== Stored rows ==

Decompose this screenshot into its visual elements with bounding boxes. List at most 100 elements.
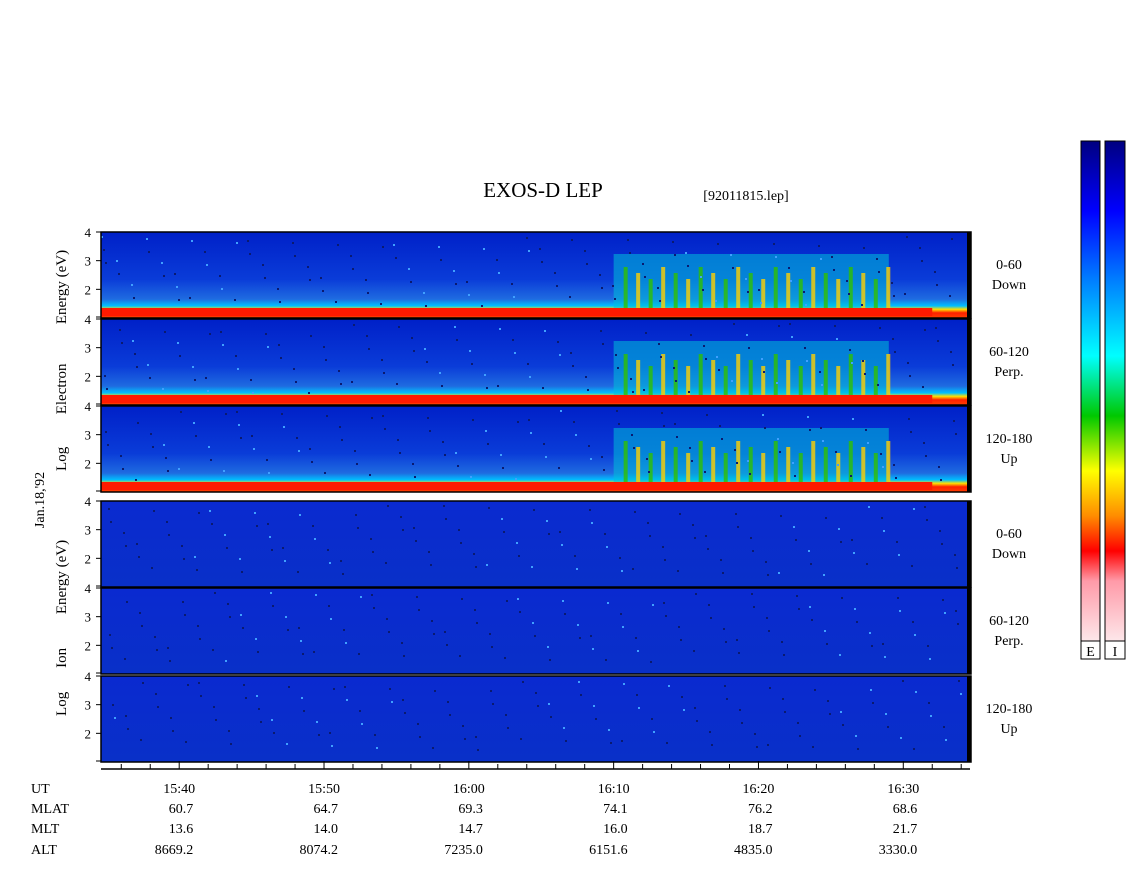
- panel-ion-3: 4 3 2 0-60 Down: [85, 494, 1026, 588]
- noise-speck: [398, 326, 400, 328]
- orbit-value: 64.7: [314, 802, 339, 817]
- noise-speck: [906, 236, 908, 238]
- noise-speck: [410, 281, 412, 283]
- orbit-value: 60.7: [169, 802, 194, 817]
- noise-speck: [282, 547, 284, 549]
- noise-speck: [303, 710, 305, 712]
- noise-speck: [393, 244, 395, 246]
- auroral-burst: [698, 354, 703, 395]
- noise-speck: [408, 268, 410, 270]
- noise-speck: [930, 715, 932, 717]
- noise-speck: [601, 456, 603, 458]
- noise-speck: [708, 604, 710, 606]
- noise-speck: [322, 290, 324, 292]
- noise-speck: [476, 622, 478, 624]
- noise-speck: [475, 566, 477, 568]
- noise-speck: [219, 275, 221, 277]
- noise-speck: [468, 294, 470, 296]
- noise-speck: [487, 443, 489, 445]
- noise-speck: [164, 331, 166, 333]
- noise-speck: [434, 690, 436, 692]
- noise-speck: [396, 383, 398, 385]
- noise-speck: [914, 634, 916, 636]
- noise-speck: [529, 376, 531, 378]
- noise-speck: [249, 253, 251, 255]
- noise-speck: [400, 516, 402, 518]
- noise-speck: [882, 643, 884, 645]
- noise-speck: [528, 250, 530, 252]
- x-tick-label: 15:40: [163, 782, 195, 797]
- noise-speck: [266, 459, 268, 461]
- noise-speck: [794, 475, 796, 477]
- noise-speck: [590, 458, 592, 460]
- noise-speck: [881, 517, 883, 519]
- noise-speck: [537, 705, 539, 707]
- noise-speck: [720, 559, 722, 561]
- noise-speck: [895, 477, 897, 479]
- x-tick-label: 16:00: [453, 782, 485, 797]
- noise-speck: [617, 367, 619, 369]
- noise-speck: [226, 547, 228, 549]
- noise-speck: [730, 254, 732, 256]
- noise-speck: [273, 732, 275, 734]
- noise-speck: [833, 269, 835, 271]
- noise-speck: [359, 710, 361, 712]
- noise-speck: [955, 433, 957, 435]
- noise-speck: [633, 447, 635, 449]
- noise-speck: [721, 438, 723, 440]
- noise-speck: [386, 618, 388, 620]
- auroral-burst: [873, 453, 878, 482]
- noise-speck: [837, 464, 839, 466]
- noise-speck: [707, 548, 709, 550]
- noise-speck: [104, 375, 106, 377]
- noise-speck: [331, 745, 333, 747]
- x-tick-label: 16:30: [887, 782, 919, 797]
- noise-speck: [533, 509, 535, 511]
- noise-speck: [183, 558, 185, 560]
- noise-speck: [416, 596, 418, 598]
- noise-speck: [704, 471, 706, 473]
- noise-speck: [491, 646, 493, 648]
- noise-speck: [464, 738, 466, 740]
- noise-speck: [579, 637, 581, 639]
- noise-speck: [848, 293, 850, 295]
- noise-speck: [736, 462, 738, 464]
- noise-speck: [661, 412, 663, 414]
- noise-speck: [140, 739, 142, 741]
- noise-speck: [915, 691, 917, 693]
- noise-speck: [433, 633, 435, 635]
- colorbar-electron: E: [1080, 140, 1101, 660]
- noise-speck: [245, 697, 247, 699]
- noise-speck: [299, 514, 301, 516]
- noise-speck: [264, 277, 266, 279]
- noise-speck: [840, 541, 842, 543]
- noise-speck: [222, 344, 224, 346]
- noise-speck: [254, 512, 256, 514]
- noise-speck: [637, 650, 639, 652]
- noise-speck: [270, 592, 272, 594]
- noise-speck: [403, 655, 405, 657]
- noise-speck: [545, 456, 547, 458]
- auroral-burst: [648, 453, 653, 482]
- noise-speck: [722, 572, 724, 574]
- noise-speck: [823, 574, 825, 576]
- noise-speck: [163, 275, 165, 277]
- noise-speck: [668, 685, 670, 687]
- orbit-value: 69.3: [458, 802, 483, 817]
- noise-speck: [664, 559, 666, 561]
- noise-speck: [811, 619, 813, 621]
- noise-speck: [343, 629, 345, 631]
- noise-speck: [926, 519, 928, 521]
- noise-speck: [647, 522, 649, 524]
- noise-speck: [951, 238, 953, 240]
- noise-speck: [373, 607, 375, 609]
- noise-speck: [716, 356, 718, 358]
- auroral-burst: [748, 360, 753, 395]
- noise-speck: [569, 296, 571, 298]
- noise-speck: [747, 291, 749, 293]
- noise-speck: [195, 435, 197, 437]
- noise-speck: [679, 513, 681, 515]
- noise-speck: [838, 528, 840, 530]
- noise-speck: [110, 521, 112, 523]
- noise-speck: [705, 358, 707, 360]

== Given exercise ==
Format all of the data above as a Markdown table with the columns Row and Text, giving each nonblank line its own numbered row and leaving out the pictures.

== Output below ==
| Row | Text |
|---|---|
| 1 | Decompose this screenshot into its visual elements with bounding boxes. List at most 100 elements. |
| 2 | - panel-ion-3: 4 3 2 0-60 Down: [85, 494, 1026, 588] |
| 3 | - noise-speck: [398, 326, 400, 328] |
| 4 | - orbit-value: 64.7: [314, 802, 339, 817] |
| 5 | - noise-speck: [906, 236, 908, 238] |
| 6 | - noise-speck: [410, 281, 412, 283] |
| 7 | - orbit-value: 60.7: [169, 802, 194, 817] |
| 8 | - noise-speck: [282, 547, 284, 549] |
| 9 | - noise-speck: [303, 710, 305, 712] |
| 10 | - noise-speck: [393, 244, 395, 246] |
| 11 | - auroral-burst: [698, 354, 703, 395] |
| 12 | - noise-speck: [408, 268, 410, 270] |
| 13 | - noise-speck: [930, 715, 932, 717] |
| 14 | - noise-speck: [601, 456, 603, 458] |
| 15 | - noise-speck: [708, 604, 710, 606] |
| 16 | - noise-speck: [322, 290, 324, 292] |
| 17 | - noise-speck: [476, 622, 478, 624] |
| 18 | - noise-speck: [475, 566, 477, 568] |
| 19 | - noise-speck: [219, 275, 221, 277] |
| 20 | - noise-speck: [468, 294, 470, 296] |
| 21 | - noise-speck: [487, 443, 489, 445] |
| 22 | - noise-speck: [164, 331, 166, 333] |
| 23 | - noise-speck: [434, 690, 436, 692] |
| 24 | - noise-speck: [396, 383, 398, 385] |
| 25 | - noise-speck: [914, 634, 916, 636] |
| 26 | - noise-speck: [529, 376, 531, 378] |
| 27 | - noise-speck: [249, 253, 251, 255] |
| 28 | - noise-speck: [400, 516, 402, 518] |
| 29 | - noise-speck: [882, 643, 884, 645] |
| 30 | - noise-speck: [528, 250, 530, 252] |
| 31 | - x-tick-label: 15:40: [163, 782, 195, 797] |
| 32 | - noise-speck: [266, 459, 268, 461] |
| 33 | - noise-speck: [794, 475, 796, 477] |
| 34 | - noise-speck: [590, 458, 592, 460] |
| 35 | - noise-speck: [881, 517, 883, 519] |
| 36 | - noise-speck: [537, 705, 539, 707] |
| 37 | - noise-speck: [720, 559, 722, 561] |
| 38 | - noise-speck: [895, 477, 897, 479] |
| 39 | - x-tick-label: 16:00: [453, 782, 485, 797] |
| 40 | - noise-speck: [617, 367, 619, 369] |
| 41 | - noise-speck: [226, 547, 228, 549] |
| 42 | - noise-speck: [730, 254, 732, 256] |
| 43 | - noise-speck: [273, 732, 275, 734] |
| 44 | - noise-speck: [833, 269, 835, 271] |
| 45 | - noise-speck: [359, 710, 361, 712] |
| 46 | - noise-speck: [955, 433, 957, 435] |
| 47 | - noise-speck: [633, 447, 635, 449] |
| 48 | - noise-speck: [721, 438, 723, 440] |
| 49 | - noise-speck: [386, 618, 388, 620] |
| 50 | - auroral-burst: [873, 453, 878, 482] |
| 51 | - noise-speck: [837, 464, 839, 466] |
| 52 | - noise-speck: [707, 548, 709, 550] |
| 53 | - noise-speck: [104, 375, 106, 377] |
| 54 | - noise-speck: [331, 745, 333, 747] |
| 55 | - x-tick-label: 16:30: [887, 782, 919, 797] |
| 56 | - noise-speck: [533, 509, 535, 511] |
| 57 | - noise-speck: [183, 558, 185, 560] |
| 58 | - noise-speck: [416, 596, 418, 598] |
| 59 | - noise-speck: [704, 471, 706, 473] |
| 60 | - noise-speck: [491, 646, 493, 648] |
| 61 | - noise-speck: [464, 738, 466, 740] |
| 62 | - noise-speck: [579, 637, 581, 639] |
| 63 | - noise-speck: [848, 293, 850, 295] |
| 64 | - noise-speck: [736, 462, 738, 464] |
| 65 | - noise-speck: [661, 412, 663, 414] |
| 66 | - noise-speck: [140, 739, 142, 741] |
| 67 | - noise-speck: [915, 691, 917, 693] |
| 68 | - noise-speck: [433, 633, 435, 635] |
| 69 | - colorbar-electron: E: [1080, 140, 1101, 660] |
| 70 | - noise-speck: [245, 697, 247, 699] |
| 71 | - noise-speck: [299, 514, 301, 516] |
| 72 | - noise-speck: [264, 277, 266, 279] |
| 73 | - noise-speck: [840, 541, 842, 543] |
| 74 | - noise-speck: [222, 344, 224, 346] |
| 75 | - noise-speck: [254, 512, 256, 514] |
| 76 | - noise-speck: [637, 650, 639, 652] |
| 77 | - noise-speck: [270, 592, 272, 594] |
| 78 | - noise-speck: [403, 655, 405, 657] |
| 79 | - noise-speck: [545, 456, 547, 458] |
| 80 | - auroral-burst: [648, 453, 653, 482] |
| 81 | - noise-speck: [722, 572, 724, 574] |
| 82 | - noise-speck: [823, 574, 825, 576] |
| 83 | - noise-speck: [163, 275, 165, 277] |
| 84 | - noise-speck: [668, 685, 670, 687] |
| 85 | - orbit-value: 69.3: [458, 802, 483, 817] |
| 86 | - noise-speck: [664, 559, 666, 561] |
| 87 | - noise-speck: [811, 619, 813, 621] |
| 88 | - noise-speck: [343, 629, 345, 631] |
| 89 | - noise-speck: [926, 519, 928, 521] |
| 90 | - noise-speck: [647, 522, 649, 524] |
| 91 | - noise-speck: [951, 238, 953, 240] |
| 92 | - noise-speck: [373, 607, 375, 609] |
| 93 | - noise-speck: [716, 356, 718, 358] |
| 94 | - auroral-burst: [748, 360, 753, 395] |
| 95 | - noise-speck: [569, 296, 571, 298] |
| 96 | - noise-speck: [747, 291, 749, 293] |
| 97 | - noise-speck: [195, 435, 197, 437] |
| 98 | - noise-speck: [679, 513, 681, 515] |
| 99 | - noise-speck: [838, 528, 840, 530] |
| 100 | - noise-speck: [110, 521, 112, 523] |
| 101 | - noise-speck: [705, 358, 707, 360] |